(begin)

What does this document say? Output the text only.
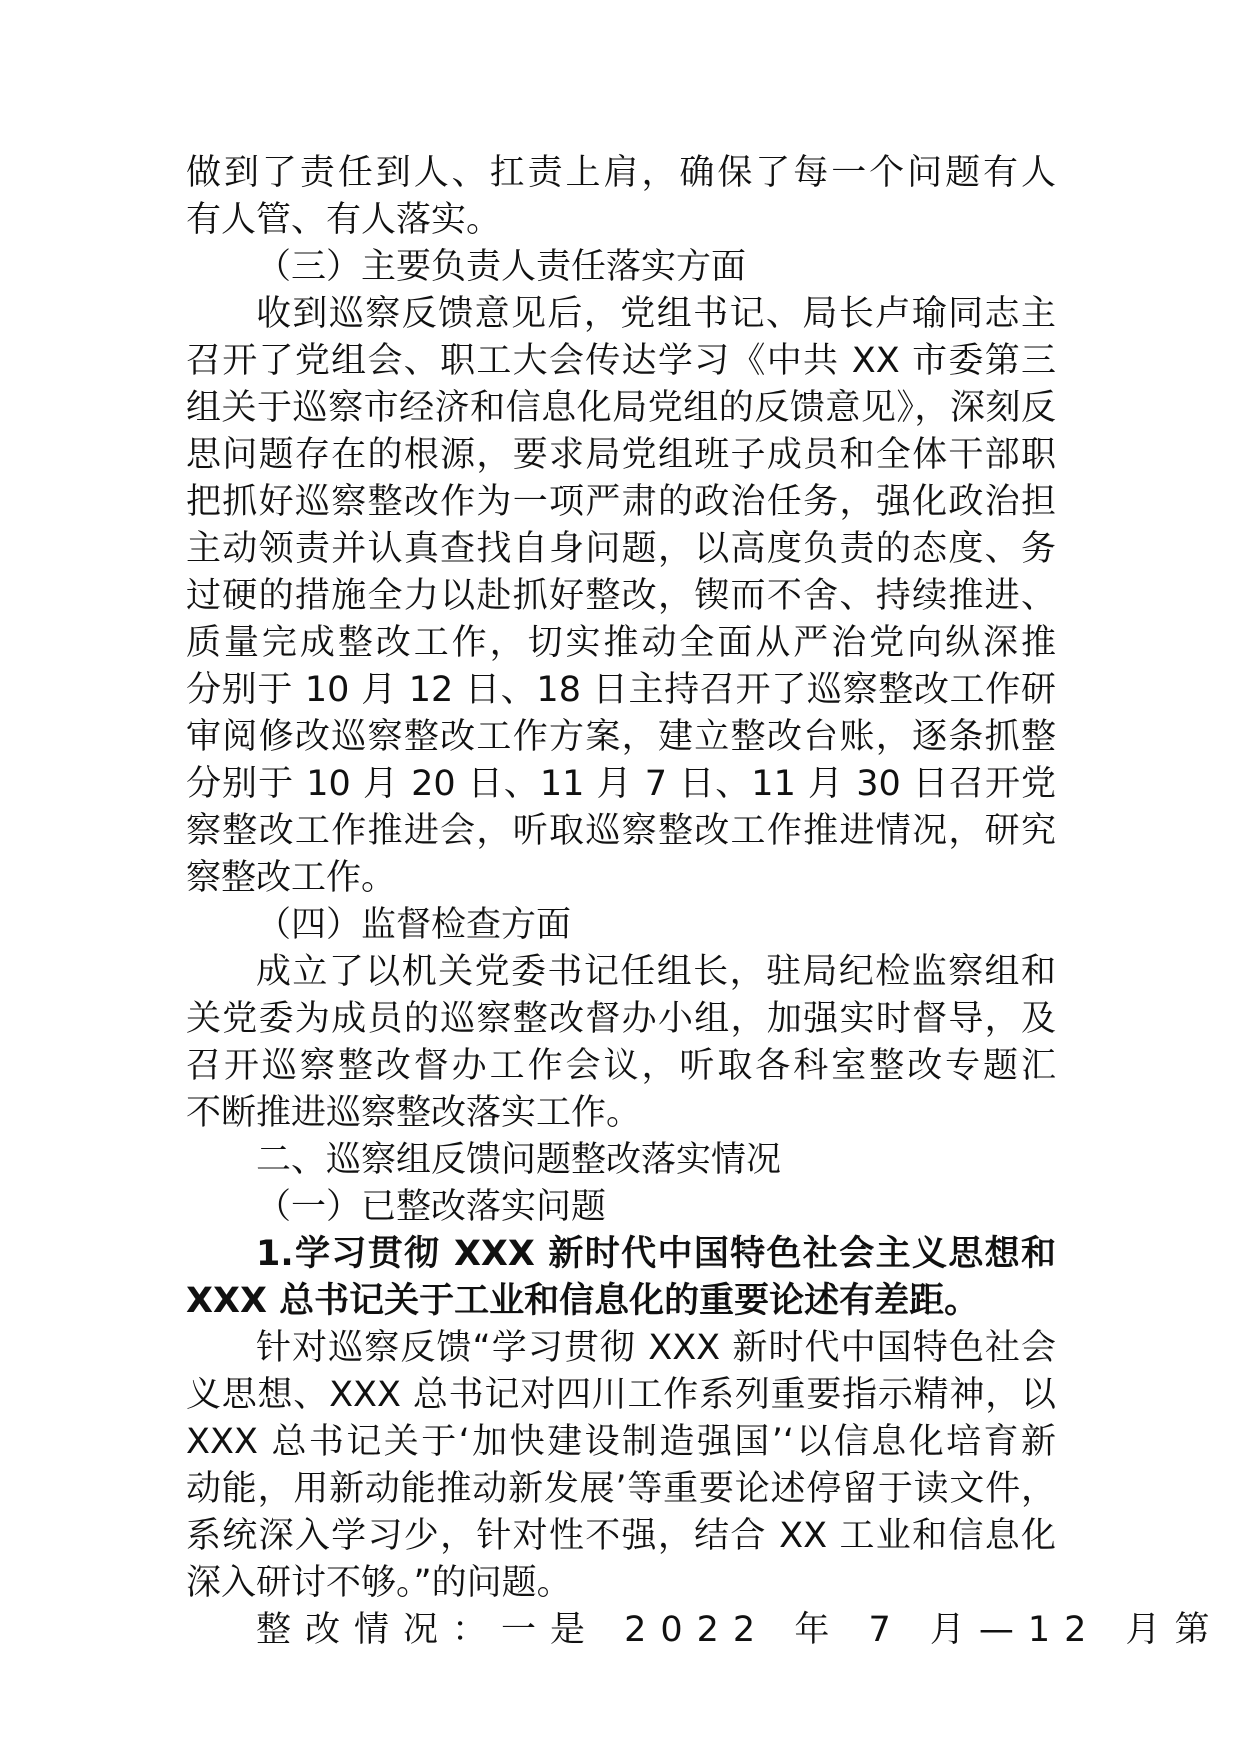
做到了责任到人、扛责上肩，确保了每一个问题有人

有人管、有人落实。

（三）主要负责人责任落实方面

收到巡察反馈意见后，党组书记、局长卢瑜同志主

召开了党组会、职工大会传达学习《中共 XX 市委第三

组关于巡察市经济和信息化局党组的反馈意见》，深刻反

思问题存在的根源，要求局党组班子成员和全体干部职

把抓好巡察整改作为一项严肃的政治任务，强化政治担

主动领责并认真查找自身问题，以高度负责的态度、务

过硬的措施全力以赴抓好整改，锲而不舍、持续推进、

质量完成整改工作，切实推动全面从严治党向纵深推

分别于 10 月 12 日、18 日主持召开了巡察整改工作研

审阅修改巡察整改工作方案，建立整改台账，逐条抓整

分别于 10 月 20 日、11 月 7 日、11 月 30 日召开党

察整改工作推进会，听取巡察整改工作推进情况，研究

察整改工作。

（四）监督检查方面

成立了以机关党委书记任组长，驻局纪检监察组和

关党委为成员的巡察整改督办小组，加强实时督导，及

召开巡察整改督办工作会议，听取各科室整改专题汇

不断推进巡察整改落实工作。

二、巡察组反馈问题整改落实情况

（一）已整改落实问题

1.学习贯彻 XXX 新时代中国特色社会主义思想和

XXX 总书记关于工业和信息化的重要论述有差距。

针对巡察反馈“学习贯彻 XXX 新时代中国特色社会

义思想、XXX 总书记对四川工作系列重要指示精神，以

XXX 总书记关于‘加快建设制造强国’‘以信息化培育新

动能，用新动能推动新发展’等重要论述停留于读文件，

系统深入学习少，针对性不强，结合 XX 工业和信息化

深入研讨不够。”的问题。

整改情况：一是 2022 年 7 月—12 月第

(end)

Report only a number: how many lines in the material above contain the string "学习贯彻".

2